§ The problem
Locate each line below that includes "Accepted" and reproduce it.

§ Data records
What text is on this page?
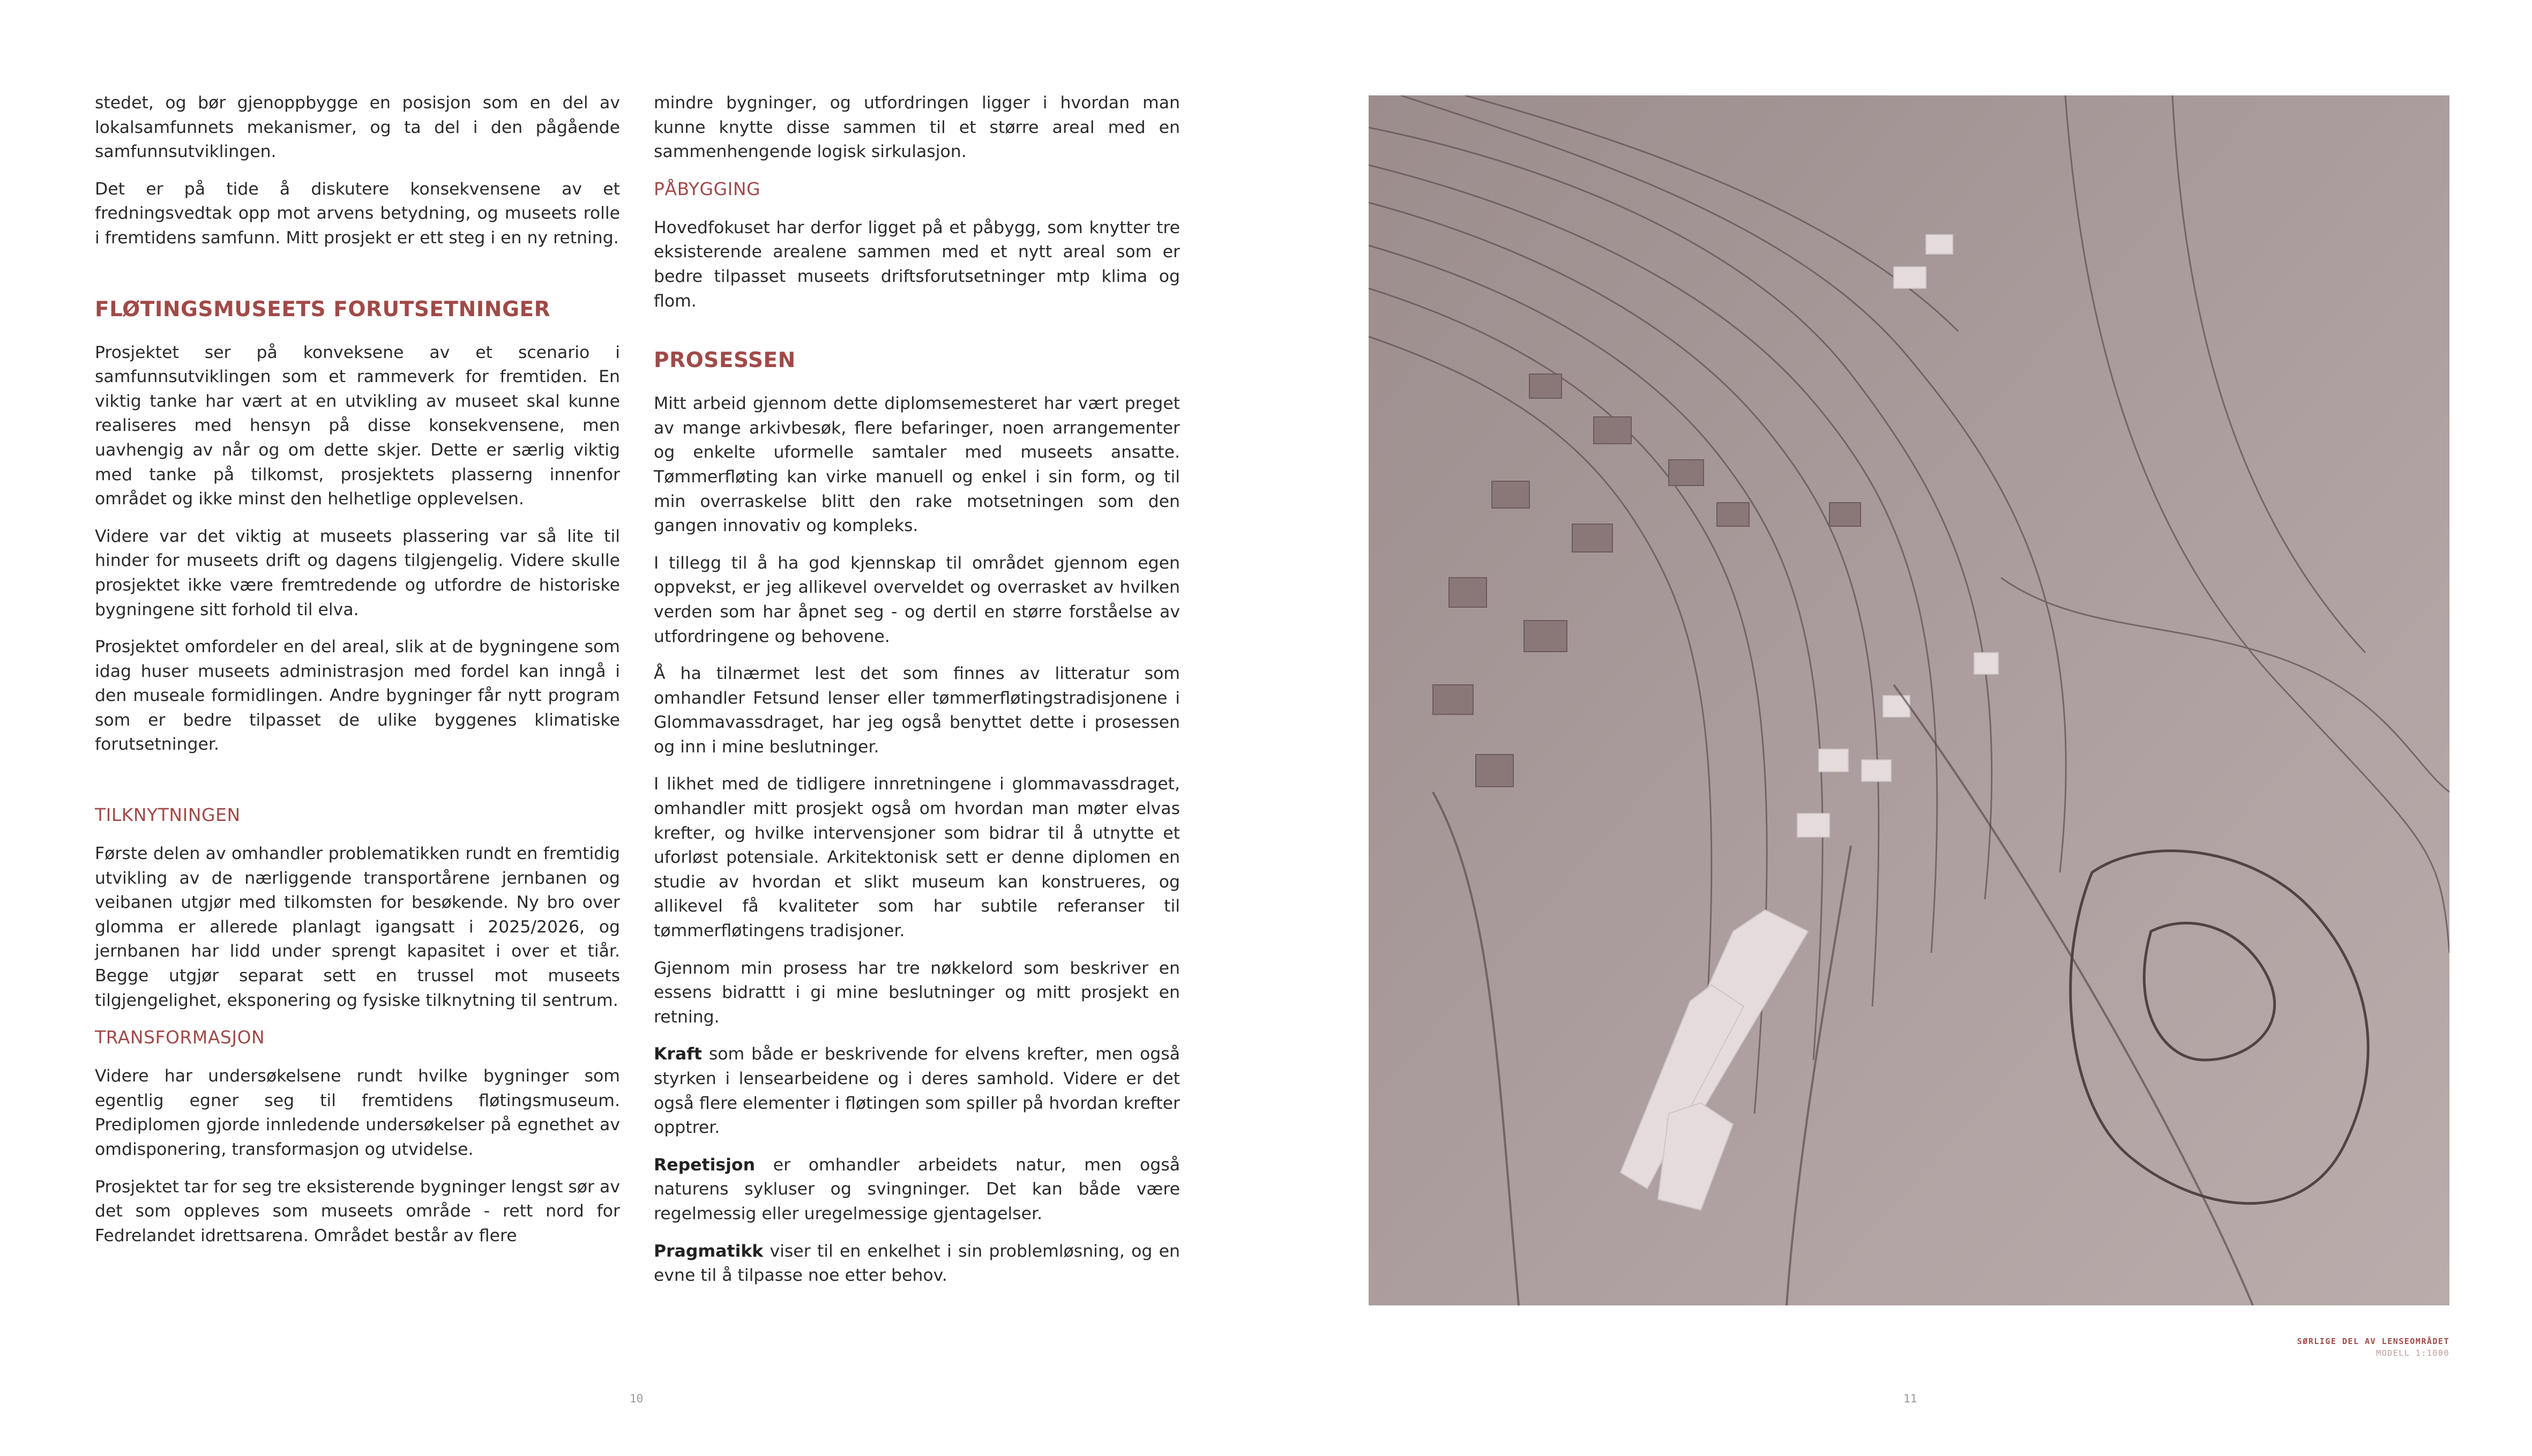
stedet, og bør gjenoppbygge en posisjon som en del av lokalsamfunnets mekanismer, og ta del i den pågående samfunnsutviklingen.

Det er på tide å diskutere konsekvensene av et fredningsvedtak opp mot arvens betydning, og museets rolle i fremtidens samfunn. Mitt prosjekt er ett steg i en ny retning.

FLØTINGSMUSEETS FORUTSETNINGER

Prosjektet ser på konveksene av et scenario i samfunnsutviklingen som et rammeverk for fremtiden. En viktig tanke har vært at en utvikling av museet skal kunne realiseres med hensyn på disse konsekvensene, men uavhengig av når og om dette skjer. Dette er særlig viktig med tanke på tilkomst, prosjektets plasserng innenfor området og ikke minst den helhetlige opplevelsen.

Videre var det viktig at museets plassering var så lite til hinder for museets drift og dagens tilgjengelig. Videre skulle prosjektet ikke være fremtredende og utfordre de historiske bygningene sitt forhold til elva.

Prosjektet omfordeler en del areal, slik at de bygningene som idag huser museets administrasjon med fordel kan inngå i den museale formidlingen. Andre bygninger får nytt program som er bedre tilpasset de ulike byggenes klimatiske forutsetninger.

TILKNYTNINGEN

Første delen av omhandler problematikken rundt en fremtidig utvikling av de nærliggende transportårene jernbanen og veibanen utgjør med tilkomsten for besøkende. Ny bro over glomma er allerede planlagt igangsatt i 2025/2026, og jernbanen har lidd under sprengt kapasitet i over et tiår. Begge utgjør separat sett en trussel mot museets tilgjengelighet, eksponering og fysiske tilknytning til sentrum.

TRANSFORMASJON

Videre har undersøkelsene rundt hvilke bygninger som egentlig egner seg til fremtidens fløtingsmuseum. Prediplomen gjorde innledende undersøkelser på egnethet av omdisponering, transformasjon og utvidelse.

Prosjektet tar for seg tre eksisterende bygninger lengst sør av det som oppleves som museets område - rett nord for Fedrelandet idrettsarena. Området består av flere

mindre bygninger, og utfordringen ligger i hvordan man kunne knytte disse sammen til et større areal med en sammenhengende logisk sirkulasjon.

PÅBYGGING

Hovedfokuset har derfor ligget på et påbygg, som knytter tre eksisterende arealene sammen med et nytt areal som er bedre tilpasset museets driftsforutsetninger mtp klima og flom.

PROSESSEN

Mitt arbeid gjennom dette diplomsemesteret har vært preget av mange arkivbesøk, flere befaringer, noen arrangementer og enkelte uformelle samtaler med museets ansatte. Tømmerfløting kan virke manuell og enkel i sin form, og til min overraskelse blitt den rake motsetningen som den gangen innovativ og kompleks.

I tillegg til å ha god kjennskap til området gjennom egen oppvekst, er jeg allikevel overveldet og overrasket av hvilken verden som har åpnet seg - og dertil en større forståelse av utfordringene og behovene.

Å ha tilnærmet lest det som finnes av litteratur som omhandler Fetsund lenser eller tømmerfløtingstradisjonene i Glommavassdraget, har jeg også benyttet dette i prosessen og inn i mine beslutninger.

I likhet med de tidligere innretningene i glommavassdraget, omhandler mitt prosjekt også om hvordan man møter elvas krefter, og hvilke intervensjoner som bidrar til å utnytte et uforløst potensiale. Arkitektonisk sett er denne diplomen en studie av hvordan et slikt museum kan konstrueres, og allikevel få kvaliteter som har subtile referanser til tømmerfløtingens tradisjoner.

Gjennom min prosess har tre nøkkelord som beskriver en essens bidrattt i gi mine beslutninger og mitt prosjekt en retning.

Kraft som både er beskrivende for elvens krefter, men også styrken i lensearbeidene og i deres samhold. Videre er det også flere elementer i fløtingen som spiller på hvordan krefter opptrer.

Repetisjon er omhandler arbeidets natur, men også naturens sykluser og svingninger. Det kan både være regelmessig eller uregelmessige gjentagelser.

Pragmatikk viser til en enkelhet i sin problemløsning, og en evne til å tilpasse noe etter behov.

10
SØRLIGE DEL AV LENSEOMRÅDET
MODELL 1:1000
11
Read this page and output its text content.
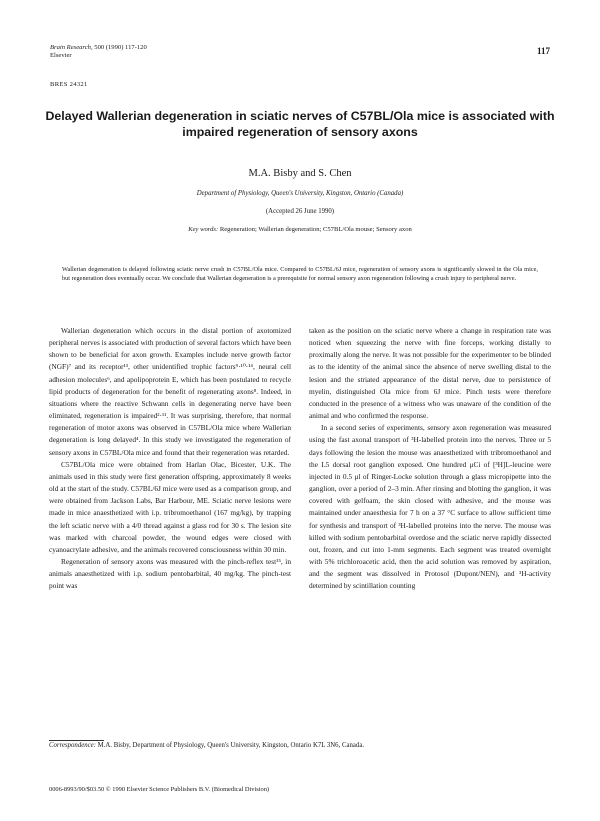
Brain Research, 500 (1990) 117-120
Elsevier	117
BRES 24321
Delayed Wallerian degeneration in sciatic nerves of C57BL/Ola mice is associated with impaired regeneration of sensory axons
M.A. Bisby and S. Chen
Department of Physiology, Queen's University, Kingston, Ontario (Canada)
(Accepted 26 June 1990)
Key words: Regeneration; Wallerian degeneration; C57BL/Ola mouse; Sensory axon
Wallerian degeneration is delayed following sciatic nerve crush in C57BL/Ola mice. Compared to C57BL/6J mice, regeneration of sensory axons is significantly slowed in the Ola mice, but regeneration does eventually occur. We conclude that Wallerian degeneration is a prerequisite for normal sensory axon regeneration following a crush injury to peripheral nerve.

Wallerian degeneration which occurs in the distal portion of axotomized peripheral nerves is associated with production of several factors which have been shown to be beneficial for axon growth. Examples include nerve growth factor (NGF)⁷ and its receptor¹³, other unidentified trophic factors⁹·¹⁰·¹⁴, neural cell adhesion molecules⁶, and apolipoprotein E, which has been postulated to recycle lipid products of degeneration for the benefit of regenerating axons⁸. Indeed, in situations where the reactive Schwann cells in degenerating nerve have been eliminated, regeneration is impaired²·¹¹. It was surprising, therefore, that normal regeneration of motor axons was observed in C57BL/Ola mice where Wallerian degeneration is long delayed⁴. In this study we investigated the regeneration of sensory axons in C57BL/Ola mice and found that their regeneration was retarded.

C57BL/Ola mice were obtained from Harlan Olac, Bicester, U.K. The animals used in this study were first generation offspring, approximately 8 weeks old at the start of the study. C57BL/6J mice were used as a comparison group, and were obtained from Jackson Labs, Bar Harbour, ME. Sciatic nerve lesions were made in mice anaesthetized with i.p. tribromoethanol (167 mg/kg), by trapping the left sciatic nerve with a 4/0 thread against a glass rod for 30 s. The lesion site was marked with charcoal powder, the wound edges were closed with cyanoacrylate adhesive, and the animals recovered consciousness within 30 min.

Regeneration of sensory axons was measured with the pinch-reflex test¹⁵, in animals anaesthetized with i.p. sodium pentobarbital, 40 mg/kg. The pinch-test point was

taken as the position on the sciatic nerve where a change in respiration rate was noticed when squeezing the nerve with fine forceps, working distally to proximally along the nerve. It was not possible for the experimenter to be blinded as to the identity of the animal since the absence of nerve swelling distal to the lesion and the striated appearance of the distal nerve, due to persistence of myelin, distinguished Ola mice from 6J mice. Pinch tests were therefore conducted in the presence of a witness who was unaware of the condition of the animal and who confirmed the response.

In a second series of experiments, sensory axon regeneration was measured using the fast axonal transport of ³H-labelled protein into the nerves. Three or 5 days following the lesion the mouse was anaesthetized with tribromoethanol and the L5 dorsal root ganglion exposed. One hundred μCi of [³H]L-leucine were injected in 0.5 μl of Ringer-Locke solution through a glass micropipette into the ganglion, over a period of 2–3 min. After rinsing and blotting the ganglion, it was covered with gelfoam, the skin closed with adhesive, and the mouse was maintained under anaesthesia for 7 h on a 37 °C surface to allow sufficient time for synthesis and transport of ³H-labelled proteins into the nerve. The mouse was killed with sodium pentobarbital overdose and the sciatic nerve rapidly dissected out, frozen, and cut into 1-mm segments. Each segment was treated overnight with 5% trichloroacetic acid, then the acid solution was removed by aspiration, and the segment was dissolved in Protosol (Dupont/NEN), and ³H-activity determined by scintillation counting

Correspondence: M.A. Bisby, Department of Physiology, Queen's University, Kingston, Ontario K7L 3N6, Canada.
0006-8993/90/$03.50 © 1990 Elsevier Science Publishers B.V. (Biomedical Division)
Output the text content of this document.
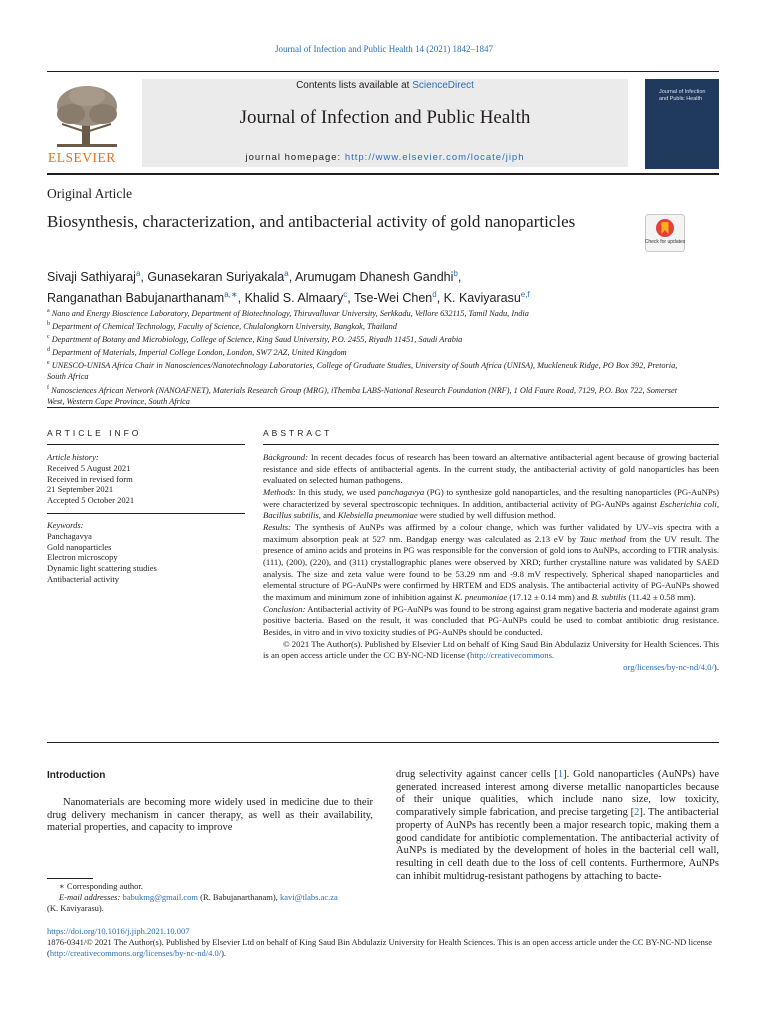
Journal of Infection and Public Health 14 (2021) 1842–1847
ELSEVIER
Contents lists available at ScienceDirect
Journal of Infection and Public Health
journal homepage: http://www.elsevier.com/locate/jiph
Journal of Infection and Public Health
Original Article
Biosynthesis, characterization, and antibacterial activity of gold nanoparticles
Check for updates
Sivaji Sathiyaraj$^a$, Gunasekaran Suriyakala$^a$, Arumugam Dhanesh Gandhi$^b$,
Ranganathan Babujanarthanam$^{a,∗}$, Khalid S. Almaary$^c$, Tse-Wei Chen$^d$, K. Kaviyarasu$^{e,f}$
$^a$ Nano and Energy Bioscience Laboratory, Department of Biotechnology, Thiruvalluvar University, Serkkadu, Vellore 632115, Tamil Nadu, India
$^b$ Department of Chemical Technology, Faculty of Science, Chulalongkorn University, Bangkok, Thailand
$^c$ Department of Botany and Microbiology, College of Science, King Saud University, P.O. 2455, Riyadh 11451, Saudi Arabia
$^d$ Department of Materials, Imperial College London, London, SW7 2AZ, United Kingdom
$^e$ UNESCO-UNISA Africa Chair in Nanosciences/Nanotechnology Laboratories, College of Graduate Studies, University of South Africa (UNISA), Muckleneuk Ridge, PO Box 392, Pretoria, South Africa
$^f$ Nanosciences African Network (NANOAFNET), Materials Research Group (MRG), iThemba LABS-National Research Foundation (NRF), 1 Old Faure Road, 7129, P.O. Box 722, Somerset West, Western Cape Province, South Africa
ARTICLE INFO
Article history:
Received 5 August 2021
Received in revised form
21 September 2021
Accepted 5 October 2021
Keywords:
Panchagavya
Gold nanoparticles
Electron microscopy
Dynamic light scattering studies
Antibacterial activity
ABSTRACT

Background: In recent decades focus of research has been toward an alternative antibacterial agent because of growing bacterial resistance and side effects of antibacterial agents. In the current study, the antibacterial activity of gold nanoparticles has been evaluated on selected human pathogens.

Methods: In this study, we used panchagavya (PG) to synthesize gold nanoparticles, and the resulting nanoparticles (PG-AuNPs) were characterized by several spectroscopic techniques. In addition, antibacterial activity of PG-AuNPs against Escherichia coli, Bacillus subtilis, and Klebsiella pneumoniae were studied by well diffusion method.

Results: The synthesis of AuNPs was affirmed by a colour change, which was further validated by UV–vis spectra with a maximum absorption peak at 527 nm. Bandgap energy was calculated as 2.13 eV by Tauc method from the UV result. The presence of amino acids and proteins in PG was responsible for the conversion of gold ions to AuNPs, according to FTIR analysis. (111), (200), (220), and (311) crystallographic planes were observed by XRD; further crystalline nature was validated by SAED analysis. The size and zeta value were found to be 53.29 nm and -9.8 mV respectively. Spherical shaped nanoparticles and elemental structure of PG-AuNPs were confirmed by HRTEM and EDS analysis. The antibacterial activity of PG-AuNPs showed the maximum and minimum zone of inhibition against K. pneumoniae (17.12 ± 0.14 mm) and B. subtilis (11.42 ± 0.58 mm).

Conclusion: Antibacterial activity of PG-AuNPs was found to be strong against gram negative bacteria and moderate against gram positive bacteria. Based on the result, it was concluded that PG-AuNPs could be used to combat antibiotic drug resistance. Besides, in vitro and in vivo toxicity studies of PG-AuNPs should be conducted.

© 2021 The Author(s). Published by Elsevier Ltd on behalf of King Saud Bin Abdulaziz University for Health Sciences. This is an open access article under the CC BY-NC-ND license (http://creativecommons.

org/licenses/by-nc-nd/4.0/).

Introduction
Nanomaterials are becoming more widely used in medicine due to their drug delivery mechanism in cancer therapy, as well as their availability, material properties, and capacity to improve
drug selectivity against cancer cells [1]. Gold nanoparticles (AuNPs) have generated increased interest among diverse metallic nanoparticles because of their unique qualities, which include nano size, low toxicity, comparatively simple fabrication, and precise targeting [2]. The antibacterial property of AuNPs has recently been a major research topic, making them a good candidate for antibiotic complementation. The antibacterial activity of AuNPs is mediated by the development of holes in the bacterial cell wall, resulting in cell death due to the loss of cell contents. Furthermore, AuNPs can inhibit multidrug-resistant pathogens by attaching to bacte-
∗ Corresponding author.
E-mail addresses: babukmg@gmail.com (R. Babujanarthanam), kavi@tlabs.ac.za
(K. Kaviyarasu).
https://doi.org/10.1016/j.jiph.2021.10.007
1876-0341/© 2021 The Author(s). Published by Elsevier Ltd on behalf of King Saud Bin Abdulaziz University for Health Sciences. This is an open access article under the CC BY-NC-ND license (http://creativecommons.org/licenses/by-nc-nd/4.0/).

§ Task solution
(Accepted 26 June 1990)
Accepted 5 October 2021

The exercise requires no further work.